Start DATA IN THIS EXERCISE

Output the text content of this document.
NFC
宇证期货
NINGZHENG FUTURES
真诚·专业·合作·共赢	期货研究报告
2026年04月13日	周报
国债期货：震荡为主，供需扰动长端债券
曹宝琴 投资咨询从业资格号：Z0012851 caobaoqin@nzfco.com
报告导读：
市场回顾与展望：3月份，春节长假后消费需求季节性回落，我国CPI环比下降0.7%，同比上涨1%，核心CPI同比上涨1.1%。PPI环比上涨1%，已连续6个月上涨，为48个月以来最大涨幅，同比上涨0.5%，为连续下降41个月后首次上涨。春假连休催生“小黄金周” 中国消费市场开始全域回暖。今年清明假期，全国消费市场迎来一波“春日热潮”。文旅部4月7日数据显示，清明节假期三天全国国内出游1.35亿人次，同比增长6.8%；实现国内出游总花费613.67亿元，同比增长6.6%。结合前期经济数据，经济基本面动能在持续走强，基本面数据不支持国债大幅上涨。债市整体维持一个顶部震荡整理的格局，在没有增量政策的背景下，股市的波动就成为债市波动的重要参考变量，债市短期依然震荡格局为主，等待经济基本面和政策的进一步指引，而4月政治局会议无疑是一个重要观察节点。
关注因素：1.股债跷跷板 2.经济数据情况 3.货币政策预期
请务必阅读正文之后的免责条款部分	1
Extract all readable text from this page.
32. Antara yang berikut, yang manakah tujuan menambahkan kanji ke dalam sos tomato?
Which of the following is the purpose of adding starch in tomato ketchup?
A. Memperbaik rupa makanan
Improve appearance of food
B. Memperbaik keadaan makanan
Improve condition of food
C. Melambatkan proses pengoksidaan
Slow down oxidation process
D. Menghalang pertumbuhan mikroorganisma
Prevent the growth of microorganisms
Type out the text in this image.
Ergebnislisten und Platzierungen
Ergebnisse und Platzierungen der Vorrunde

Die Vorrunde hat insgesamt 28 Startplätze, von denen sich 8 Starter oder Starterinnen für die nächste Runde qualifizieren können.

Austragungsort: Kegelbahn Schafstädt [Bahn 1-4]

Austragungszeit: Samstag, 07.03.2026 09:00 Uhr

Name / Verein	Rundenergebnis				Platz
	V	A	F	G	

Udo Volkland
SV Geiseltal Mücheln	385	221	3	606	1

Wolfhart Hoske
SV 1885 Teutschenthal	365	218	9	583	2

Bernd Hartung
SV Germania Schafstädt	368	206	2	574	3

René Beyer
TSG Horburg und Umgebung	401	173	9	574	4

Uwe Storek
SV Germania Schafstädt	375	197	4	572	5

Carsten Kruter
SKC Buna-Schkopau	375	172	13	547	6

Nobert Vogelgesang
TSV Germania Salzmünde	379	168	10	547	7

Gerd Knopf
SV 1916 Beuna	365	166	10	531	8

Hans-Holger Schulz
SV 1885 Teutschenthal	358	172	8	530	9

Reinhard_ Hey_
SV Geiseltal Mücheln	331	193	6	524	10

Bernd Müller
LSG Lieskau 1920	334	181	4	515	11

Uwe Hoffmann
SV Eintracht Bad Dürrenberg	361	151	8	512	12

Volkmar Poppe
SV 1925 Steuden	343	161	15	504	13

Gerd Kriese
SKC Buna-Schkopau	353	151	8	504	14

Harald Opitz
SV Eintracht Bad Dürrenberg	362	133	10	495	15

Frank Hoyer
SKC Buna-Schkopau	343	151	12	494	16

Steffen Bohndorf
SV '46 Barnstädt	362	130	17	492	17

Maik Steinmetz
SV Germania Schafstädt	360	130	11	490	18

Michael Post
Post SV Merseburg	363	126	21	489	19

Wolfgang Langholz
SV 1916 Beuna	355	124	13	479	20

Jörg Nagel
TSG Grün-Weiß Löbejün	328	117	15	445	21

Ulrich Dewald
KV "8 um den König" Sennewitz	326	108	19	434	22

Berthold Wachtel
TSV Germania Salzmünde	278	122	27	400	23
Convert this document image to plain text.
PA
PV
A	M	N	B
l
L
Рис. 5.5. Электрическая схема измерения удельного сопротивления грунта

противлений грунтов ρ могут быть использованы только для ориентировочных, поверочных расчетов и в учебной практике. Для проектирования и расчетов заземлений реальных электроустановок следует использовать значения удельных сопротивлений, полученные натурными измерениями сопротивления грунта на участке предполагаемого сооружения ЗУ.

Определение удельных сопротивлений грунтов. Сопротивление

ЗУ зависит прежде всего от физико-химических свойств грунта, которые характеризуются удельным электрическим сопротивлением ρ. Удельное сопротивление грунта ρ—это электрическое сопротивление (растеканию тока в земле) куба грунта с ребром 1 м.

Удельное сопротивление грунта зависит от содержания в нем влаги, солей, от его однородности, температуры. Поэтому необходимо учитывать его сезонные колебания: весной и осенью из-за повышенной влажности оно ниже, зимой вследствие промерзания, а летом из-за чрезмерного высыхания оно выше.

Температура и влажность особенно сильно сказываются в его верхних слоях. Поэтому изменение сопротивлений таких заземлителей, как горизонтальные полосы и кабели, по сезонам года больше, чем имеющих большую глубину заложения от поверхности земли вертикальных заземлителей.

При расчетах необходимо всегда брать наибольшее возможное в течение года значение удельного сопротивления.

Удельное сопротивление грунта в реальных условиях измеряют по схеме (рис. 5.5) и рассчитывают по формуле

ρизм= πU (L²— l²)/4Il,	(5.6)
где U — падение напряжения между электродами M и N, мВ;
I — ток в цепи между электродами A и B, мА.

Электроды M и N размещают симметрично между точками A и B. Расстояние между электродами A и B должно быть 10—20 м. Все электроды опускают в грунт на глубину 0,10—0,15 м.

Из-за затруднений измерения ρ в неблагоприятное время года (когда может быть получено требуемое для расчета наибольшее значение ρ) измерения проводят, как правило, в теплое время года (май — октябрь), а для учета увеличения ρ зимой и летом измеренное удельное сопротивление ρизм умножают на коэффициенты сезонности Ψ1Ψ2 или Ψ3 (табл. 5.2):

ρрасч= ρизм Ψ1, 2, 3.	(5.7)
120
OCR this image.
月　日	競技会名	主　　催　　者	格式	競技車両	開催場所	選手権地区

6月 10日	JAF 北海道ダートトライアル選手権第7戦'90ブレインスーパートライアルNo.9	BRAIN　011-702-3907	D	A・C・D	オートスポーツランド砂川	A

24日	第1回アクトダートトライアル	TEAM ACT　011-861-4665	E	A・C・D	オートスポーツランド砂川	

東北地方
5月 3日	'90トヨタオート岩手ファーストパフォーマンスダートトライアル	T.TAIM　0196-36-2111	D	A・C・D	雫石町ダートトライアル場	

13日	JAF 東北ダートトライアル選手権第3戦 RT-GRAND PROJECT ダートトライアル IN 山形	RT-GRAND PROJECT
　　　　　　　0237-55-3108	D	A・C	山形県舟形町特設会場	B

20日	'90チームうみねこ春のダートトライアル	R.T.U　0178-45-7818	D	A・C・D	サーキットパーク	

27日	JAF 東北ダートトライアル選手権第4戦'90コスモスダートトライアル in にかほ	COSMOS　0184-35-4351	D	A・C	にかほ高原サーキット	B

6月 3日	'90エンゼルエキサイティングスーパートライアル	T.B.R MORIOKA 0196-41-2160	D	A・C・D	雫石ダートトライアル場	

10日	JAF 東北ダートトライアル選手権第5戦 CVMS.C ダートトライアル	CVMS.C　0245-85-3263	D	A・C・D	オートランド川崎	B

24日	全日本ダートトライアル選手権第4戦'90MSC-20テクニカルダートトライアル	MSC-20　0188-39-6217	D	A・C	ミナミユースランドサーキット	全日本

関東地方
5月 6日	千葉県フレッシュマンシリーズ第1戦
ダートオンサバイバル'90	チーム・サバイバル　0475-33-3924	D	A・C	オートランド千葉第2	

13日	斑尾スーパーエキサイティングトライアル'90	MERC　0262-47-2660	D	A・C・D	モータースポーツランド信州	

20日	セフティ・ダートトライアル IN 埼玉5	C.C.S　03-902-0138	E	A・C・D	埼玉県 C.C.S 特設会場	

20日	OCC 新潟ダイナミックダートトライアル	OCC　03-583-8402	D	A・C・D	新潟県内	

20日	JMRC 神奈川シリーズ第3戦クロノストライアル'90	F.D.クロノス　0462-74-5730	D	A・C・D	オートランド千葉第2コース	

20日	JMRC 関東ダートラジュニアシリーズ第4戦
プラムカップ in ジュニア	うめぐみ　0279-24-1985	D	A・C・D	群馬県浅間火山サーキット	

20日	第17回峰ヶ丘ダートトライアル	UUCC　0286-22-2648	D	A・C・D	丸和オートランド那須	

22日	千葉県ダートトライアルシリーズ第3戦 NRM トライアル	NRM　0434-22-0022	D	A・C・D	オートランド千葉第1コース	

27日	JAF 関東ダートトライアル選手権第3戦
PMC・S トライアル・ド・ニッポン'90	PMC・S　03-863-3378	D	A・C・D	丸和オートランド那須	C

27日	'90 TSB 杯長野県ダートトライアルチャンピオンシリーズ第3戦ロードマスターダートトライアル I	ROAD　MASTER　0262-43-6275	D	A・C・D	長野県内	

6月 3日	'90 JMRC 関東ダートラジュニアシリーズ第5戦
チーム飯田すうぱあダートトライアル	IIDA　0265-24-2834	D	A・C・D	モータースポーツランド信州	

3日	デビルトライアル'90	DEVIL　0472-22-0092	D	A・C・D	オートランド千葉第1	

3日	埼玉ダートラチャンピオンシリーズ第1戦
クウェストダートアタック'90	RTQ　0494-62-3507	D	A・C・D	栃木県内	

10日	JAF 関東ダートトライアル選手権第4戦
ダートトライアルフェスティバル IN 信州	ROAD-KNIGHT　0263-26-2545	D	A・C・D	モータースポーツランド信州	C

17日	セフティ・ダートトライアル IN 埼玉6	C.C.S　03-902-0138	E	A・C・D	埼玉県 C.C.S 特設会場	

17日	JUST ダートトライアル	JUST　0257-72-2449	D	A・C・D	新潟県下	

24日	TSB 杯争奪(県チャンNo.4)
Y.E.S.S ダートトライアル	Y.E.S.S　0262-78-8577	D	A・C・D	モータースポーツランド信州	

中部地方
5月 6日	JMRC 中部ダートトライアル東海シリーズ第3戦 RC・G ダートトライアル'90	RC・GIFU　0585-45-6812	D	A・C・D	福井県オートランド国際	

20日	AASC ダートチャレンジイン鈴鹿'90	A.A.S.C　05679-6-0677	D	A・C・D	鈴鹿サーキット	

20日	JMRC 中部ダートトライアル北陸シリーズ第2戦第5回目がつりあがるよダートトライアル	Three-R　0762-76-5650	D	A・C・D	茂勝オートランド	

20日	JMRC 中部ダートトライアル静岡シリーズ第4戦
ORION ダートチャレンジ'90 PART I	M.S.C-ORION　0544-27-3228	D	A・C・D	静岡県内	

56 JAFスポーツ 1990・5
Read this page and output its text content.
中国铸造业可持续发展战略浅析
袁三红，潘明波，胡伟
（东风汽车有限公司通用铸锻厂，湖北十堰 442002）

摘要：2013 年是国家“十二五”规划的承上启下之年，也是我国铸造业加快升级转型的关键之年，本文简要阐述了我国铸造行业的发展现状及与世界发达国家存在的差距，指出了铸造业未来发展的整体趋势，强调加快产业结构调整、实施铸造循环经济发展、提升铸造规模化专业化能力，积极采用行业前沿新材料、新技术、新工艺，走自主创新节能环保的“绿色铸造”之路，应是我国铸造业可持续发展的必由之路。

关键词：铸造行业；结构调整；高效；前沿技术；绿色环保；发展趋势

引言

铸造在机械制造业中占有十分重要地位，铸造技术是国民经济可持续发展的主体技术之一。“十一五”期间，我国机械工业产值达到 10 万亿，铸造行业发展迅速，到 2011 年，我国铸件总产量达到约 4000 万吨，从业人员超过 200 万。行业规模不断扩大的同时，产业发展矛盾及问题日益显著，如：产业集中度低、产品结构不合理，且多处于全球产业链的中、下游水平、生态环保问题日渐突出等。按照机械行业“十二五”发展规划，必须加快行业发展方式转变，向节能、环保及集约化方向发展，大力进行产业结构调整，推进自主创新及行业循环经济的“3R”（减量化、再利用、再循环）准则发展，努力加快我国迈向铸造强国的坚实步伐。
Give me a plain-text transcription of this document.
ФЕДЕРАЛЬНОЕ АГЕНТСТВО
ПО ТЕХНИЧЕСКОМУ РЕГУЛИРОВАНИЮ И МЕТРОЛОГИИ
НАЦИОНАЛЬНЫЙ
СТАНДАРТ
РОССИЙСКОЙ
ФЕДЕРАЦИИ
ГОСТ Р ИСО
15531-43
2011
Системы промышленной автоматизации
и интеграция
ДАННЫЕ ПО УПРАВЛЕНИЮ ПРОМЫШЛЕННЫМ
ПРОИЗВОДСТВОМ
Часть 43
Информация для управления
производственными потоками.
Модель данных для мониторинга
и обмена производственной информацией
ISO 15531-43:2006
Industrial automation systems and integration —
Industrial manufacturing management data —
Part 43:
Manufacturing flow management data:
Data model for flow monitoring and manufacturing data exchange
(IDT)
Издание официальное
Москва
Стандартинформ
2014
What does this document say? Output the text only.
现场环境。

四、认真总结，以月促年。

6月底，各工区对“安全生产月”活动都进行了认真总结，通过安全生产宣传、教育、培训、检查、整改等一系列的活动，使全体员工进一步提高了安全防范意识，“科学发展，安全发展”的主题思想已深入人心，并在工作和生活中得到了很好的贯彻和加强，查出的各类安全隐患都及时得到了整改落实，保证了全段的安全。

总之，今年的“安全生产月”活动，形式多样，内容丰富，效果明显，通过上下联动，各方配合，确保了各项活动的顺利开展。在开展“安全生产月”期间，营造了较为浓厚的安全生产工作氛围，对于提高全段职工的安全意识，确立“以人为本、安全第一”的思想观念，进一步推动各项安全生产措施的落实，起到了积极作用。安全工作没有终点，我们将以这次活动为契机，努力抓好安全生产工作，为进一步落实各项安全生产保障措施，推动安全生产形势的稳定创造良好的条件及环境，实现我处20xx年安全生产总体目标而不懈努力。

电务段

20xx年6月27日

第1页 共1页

End DATA IN THIS EXERCISE

Show every line where the string "года" appears.

Температура и влажность особенно сильно сказываются в его верхних слоях. Поэтому изменение сопротивлений таких заземлителей, как горизонтальные полосы и кабели, по сезонам года больше, чем имеющих большую глубину заложения от поверхности земли вертикальных заземлителей.
При расчетах необходимо всегда брать наибольшее возможное в течение года значение удельного сопротивления.
Из-за затруднений измерения ρ в неблагоприятное время года (когда может быть получено требуемое для расчета наибольшее значение ρ) измерения проводят, как правило, в теплое время года (май — октябрь), а для учета увеличения ρ зимой и летом измеренное удельное сопротивление ρизм умножают на коэффициенты сезонности Ψ1Ψ2 или Ψ3 (табл. 5.2):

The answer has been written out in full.